— START OF Provided information —
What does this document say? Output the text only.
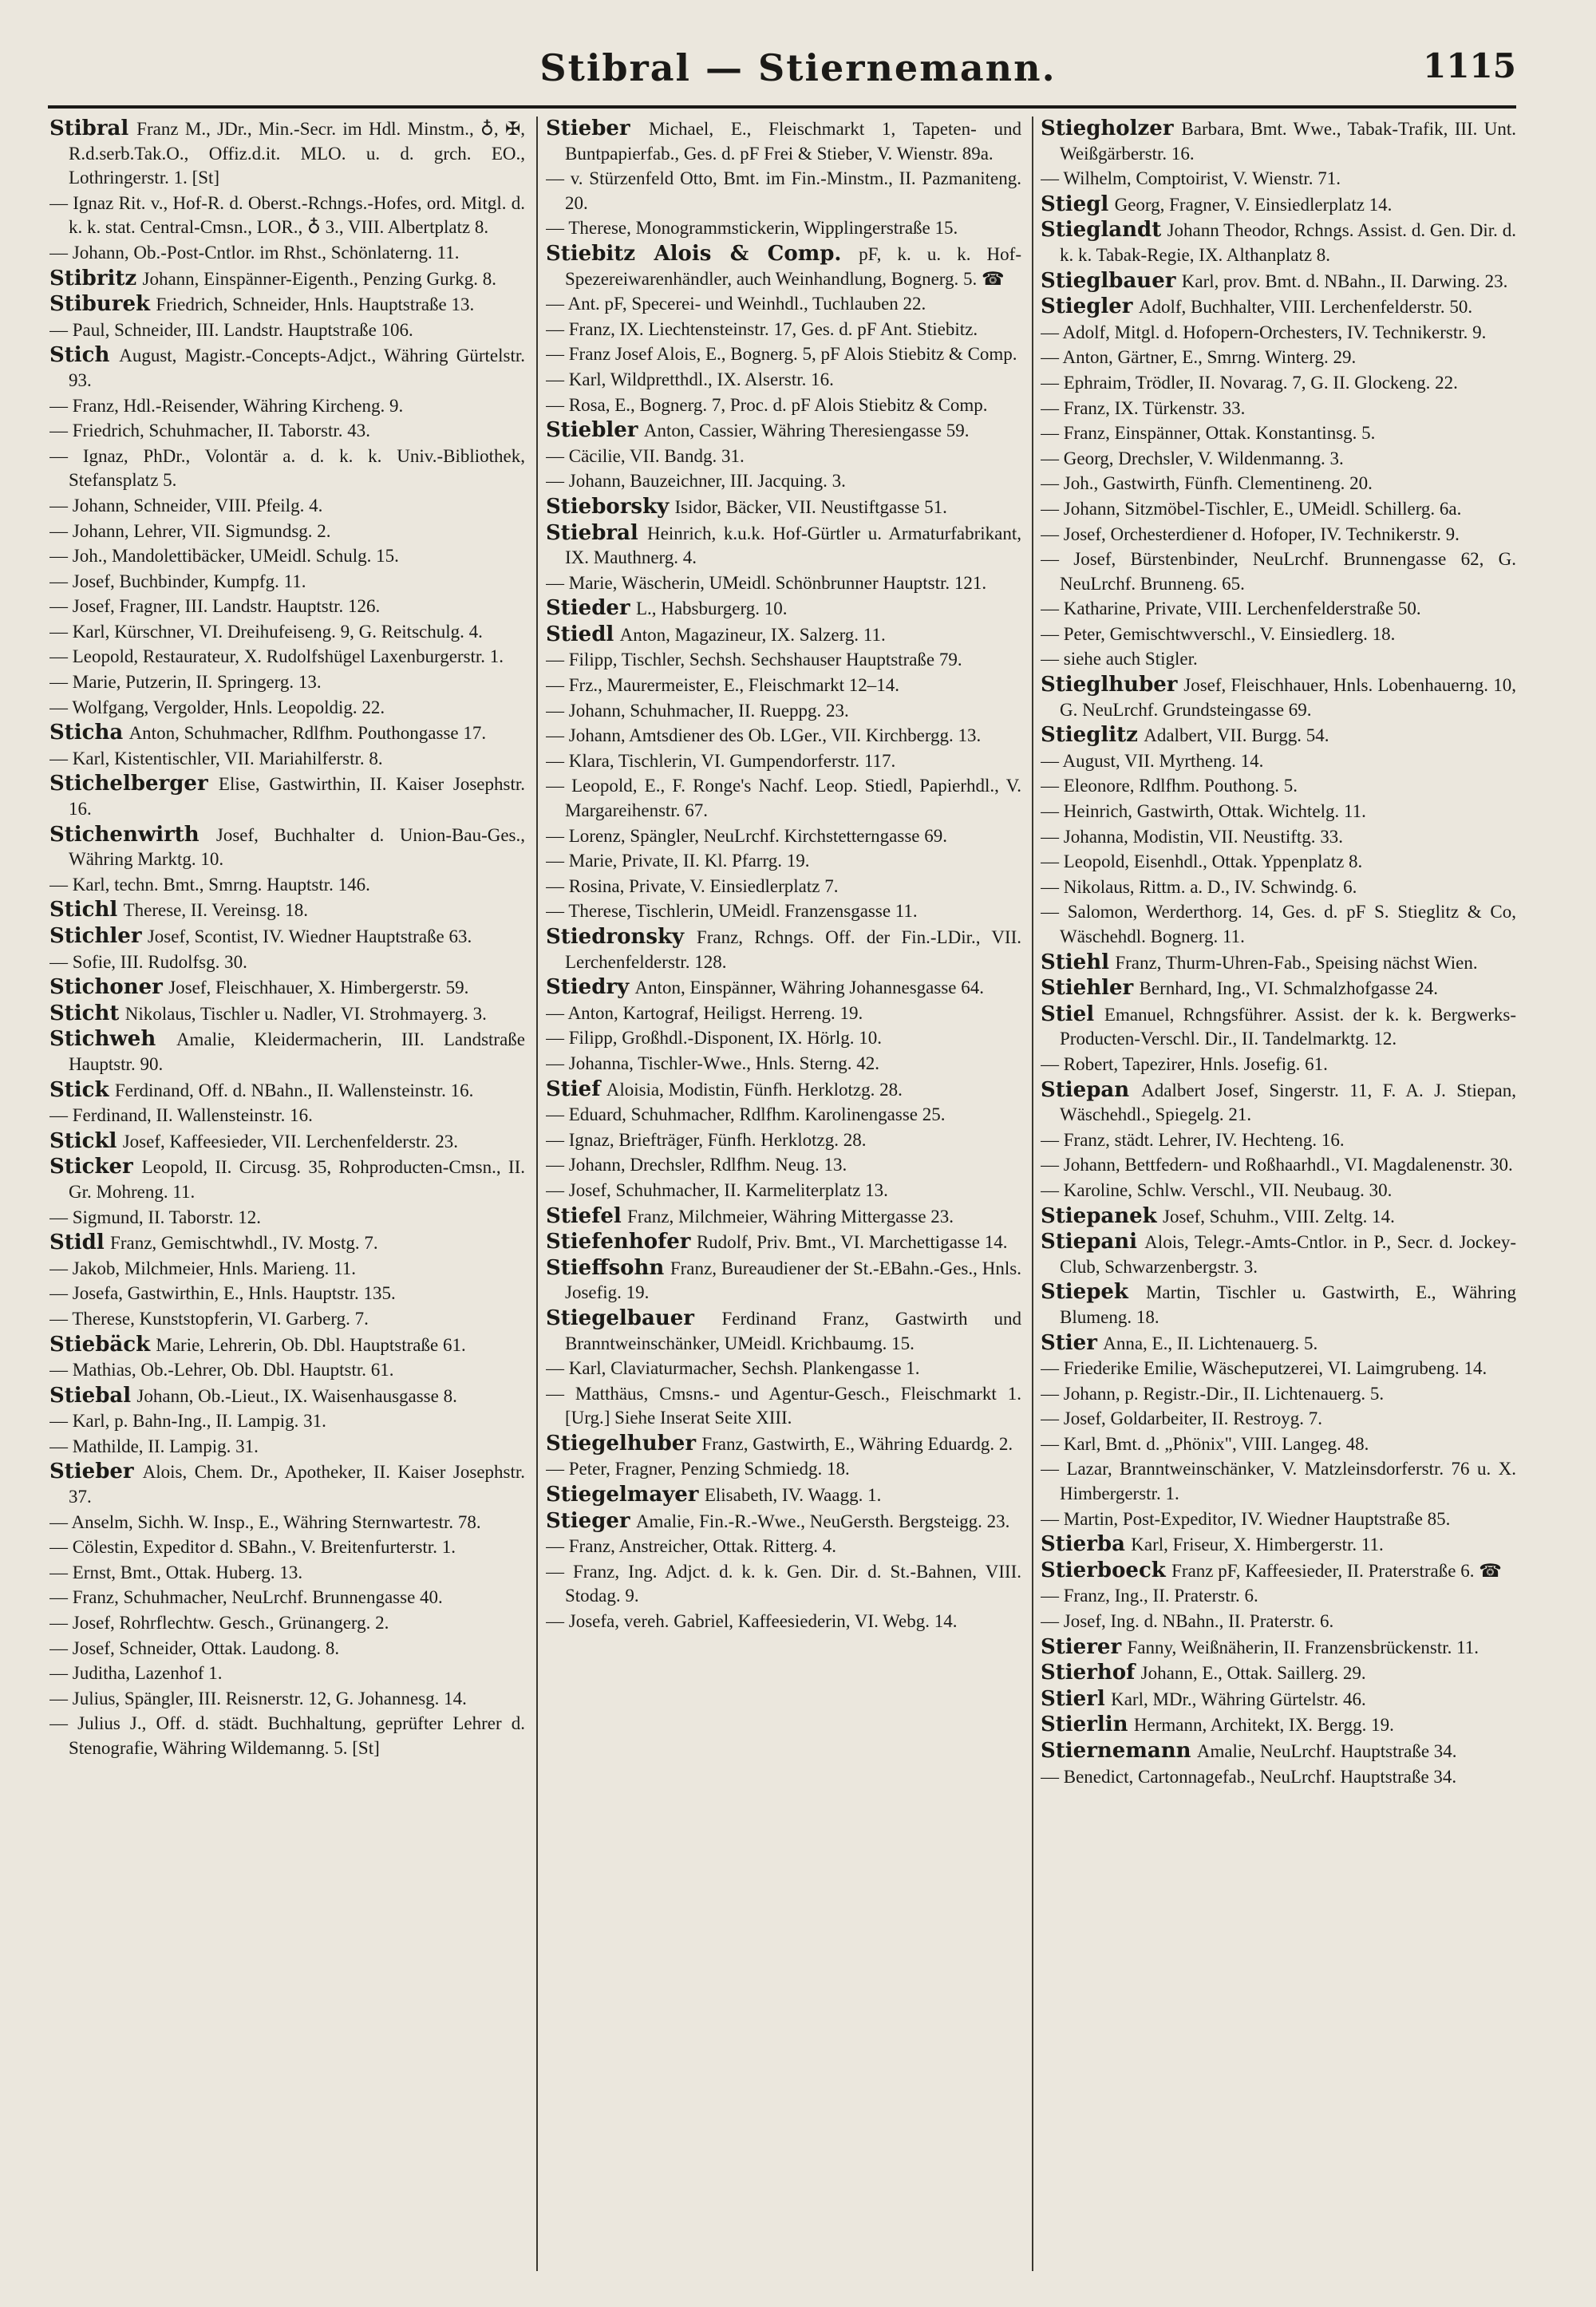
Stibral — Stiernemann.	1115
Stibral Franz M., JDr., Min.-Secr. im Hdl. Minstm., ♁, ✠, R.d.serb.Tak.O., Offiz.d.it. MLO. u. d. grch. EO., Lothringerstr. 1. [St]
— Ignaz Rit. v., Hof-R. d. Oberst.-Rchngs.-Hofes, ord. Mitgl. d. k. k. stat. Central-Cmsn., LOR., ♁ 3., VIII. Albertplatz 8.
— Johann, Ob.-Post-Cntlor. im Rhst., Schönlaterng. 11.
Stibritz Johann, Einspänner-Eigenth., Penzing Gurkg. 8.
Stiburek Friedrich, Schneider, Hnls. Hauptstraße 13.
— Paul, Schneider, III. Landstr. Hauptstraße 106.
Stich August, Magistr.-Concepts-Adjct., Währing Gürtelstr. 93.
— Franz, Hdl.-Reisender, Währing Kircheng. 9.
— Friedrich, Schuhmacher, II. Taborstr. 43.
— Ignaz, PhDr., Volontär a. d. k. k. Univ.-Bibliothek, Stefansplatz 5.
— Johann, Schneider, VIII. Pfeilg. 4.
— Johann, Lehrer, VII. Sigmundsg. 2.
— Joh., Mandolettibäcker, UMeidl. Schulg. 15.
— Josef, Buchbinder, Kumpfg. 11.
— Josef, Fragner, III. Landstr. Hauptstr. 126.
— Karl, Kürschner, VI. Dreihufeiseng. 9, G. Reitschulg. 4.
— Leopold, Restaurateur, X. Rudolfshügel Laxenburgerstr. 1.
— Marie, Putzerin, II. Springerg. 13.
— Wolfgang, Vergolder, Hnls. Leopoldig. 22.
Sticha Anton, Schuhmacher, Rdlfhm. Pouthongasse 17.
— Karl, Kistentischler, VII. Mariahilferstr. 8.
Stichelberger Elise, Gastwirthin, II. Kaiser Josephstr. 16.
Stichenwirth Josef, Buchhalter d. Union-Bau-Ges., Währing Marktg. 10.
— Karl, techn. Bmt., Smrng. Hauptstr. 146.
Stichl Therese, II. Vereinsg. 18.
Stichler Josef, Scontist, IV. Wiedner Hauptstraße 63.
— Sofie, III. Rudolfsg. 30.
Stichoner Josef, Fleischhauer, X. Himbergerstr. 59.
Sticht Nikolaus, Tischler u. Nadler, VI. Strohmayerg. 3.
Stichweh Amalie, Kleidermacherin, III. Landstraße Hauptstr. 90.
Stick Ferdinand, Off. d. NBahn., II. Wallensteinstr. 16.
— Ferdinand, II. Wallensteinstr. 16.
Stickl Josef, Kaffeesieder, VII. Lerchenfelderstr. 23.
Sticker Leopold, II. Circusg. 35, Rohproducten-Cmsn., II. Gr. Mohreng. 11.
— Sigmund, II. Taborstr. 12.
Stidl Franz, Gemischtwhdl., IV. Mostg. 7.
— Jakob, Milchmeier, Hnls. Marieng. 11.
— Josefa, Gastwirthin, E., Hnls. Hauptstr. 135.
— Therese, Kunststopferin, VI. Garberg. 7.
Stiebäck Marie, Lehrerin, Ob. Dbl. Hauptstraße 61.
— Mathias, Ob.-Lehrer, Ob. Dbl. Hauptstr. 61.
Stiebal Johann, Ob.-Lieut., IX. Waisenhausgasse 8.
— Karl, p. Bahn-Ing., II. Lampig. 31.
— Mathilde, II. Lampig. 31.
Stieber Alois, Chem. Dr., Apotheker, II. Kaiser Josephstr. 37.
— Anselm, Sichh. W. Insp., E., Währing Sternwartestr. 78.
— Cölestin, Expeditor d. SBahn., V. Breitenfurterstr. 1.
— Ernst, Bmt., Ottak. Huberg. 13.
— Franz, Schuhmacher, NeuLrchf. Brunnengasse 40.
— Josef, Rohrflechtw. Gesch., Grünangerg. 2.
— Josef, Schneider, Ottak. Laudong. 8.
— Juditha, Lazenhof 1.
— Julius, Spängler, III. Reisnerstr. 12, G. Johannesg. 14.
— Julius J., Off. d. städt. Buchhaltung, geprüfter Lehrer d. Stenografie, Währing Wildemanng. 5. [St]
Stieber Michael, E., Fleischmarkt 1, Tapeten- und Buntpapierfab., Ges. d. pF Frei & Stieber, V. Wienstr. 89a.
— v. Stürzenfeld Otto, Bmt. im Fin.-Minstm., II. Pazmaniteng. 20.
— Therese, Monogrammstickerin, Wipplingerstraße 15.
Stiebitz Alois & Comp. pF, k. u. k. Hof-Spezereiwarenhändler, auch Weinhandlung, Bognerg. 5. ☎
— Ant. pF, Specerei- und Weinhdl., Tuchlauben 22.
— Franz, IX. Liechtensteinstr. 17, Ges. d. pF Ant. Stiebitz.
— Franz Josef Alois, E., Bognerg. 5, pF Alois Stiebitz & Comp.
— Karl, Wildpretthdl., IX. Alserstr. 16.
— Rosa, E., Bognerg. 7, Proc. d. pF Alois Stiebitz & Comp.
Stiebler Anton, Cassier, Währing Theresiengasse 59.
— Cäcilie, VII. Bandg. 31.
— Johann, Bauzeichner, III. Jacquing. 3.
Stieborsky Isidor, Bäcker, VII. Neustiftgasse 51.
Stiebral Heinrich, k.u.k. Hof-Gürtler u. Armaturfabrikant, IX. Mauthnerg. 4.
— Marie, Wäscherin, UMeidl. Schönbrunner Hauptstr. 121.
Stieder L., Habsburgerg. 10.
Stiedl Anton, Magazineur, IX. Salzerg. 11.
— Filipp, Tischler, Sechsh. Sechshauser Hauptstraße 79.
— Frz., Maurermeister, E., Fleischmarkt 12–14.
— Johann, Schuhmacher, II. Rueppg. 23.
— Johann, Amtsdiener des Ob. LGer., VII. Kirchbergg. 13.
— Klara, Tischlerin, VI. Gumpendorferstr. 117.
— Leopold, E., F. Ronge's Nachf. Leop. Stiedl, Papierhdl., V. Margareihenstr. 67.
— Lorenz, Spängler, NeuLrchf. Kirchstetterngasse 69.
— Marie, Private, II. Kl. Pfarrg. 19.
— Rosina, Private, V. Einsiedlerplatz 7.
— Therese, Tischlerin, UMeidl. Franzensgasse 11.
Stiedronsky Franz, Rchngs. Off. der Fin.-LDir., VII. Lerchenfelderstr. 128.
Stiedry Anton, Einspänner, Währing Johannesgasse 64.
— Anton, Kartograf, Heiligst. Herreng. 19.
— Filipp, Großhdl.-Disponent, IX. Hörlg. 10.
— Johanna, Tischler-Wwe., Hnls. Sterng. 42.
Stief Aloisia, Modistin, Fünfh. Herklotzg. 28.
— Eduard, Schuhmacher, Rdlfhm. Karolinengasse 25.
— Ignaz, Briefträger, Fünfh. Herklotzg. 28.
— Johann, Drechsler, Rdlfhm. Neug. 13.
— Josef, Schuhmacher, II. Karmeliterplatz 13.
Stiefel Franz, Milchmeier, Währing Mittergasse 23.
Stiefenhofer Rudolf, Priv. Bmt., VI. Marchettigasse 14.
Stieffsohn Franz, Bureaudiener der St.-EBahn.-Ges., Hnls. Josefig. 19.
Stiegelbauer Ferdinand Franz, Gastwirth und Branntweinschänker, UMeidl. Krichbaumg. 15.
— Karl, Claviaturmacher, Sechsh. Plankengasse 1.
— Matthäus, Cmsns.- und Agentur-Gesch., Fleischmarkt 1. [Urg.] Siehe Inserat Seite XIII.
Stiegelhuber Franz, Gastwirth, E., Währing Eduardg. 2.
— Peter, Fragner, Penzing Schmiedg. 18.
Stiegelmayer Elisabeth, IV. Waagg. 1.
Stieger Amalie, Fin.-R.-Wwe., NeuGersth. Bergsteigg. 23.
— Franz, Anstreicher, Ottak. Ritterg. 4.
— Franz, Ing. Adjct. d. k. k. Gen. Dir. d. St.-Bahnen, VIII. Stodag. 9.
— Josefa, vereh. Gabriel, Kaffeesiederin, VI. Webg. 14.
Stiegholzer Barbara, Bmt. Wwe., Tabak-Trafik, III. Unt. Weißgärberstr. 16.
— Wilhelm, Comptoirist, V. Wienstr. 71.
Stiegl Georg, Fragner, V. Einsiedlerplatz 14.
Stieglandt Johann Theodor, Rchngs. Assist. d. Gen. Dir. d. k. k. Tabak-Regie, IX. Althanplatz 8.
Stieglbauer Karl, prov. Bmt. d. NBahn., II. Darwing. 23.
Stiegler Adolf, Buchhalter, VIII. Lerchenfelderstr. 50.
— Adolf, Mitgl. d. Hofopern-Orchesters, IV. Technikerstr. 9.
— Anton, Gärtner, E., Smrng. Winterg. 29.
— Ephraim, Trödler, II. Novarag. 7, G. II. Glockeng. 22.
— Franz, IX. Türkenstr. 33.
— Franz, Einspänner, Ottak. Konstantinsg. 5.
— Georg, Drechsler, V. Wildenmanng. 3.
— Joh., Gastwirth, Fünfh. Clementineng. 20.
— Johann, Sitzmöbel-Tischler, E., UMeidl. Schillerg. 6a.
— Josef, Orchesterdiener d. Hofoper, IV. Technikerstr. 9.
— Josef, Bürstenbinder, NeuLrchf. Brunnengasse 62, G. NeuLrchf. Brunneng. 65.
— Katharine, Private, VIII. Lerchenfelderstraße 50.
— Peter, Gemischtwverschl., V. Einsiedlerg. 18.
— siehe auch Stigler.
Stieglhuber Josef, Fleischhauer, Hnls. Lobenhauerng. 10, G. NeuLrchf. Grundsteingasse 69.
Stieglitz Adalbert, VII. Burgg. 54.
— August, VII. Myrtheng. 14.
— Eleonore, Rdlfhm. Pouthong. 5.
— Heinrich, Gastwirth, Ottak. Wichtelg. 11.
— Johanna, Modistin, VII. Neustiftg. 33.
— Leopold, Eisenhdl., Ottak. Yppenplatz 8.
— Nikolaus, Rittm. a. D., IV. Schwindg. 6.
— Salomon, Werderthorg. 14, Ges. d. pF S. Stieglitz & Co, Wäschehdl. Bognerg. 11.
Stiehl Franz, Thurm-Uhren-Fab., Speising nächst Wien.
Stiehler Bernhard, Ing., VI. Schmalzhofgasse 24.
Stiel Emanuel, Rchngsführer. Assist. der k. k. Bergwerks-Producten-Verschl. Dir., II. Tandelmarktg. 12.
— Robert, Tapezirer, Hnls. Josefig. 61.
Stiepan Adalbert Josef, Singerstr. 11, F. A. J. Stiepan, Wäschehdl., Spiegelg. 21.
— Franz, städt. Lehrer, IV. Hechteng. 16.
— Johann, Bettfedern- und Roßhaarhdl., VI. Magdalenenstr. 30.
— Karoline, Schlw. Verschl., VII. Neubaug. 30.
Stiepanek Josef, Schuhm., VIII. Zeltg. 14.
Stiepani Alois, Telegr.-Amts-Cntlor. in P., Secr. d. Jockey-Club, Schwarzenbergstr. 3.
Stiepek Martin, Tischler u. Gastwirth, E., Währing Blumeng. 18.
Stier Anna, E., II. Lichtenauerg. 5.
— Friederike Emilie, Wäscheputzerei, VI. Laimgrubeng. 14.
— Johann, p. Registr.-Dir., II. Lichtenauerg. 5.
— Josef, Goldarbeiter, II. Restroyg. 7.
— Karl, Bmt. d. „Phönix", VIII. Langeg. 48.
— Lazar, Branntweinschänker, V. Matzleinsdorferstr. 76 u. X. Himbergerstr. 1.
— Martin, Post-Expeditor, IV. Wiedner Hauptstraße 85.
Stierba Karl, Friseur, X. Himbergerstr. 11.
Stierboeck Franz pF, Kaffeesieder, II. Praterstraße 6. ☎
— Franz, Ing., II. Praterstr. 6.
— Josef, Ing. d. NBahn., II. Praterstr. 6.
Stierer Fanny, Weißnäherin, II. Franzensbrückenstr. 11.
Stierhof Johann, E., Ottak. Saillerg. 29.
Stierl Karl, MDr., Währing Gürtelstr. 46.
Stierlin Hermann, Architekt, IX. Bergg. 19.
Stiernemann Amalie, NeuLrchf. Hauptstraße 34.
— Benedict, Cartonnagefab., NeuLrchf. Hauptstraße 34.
— END OF Provided information —
Your task:
Using the records above, copy each line that contains "Expeditor".

Problem solution:
— Cölestin, Expeditor d. SBahn., V. Breitenfurterstr. 1.
— Martin, Post-Expeditor, IV. Wiedner Hauptstraße 85.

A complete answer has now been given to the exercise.